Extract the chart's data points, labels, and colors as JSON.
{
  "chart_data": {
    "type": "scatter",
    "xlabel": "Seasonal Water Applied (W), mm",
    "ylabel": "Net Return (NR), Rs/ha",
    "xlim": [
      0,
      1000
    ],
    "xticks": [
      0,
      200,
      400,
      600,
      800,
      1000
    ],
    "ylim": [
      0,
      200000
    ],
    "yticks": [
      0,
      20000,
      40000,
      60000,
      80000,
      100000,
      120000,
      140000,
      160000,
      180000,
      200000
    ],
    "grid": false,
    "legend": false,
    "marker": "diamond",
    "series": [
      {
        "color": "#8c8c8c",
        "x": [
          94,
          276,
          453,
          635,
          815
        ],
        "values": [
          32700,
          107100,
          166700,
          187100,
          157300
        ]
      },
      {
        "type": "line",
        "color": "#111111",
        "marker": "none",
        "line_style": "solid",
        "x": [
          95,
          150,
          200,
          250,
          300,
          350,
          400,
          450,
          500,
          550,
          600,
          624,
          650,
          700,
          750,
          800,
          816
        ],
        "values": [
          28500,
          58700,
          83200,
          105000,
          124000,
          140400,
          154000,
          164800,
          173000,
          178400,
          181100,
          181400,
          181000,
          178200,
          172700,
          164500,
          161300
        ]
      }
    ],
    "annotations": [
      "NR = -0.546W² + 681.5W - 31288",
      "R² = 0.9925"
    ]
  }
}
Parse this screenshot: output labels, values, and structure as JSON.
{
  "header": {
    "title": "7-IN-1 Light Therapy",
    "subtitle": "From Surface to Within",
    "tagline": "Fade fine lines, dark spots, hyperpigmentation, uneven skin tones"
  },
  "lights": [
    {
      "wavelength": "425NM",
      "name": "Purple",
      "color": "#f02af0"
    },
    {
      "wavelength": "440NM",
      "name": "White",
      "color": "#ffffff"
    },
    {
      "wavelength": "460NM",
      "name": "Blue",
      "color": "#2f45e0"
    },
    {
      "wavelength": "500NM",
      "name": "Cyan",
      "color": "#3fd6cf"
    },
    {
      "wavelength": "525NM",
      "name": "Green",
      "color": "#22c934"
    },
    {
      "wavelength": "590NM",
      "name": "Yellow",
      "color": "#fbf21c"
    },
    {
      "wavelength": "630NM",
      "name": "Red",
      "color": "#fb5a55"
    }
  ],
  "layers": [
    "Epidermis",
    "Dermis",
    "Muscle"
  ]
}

━━━━━━━━━━━━━━━━━━━━━━━━━━━━━━

**GIVEN REQUEST**
Look for the word "JSON" and return every line where it occurs.

**TASK ANSWER**
Extract the chart's data points, labels, and colors as JSON.
Parse this screenshot: output labels, values, and structure as JSON.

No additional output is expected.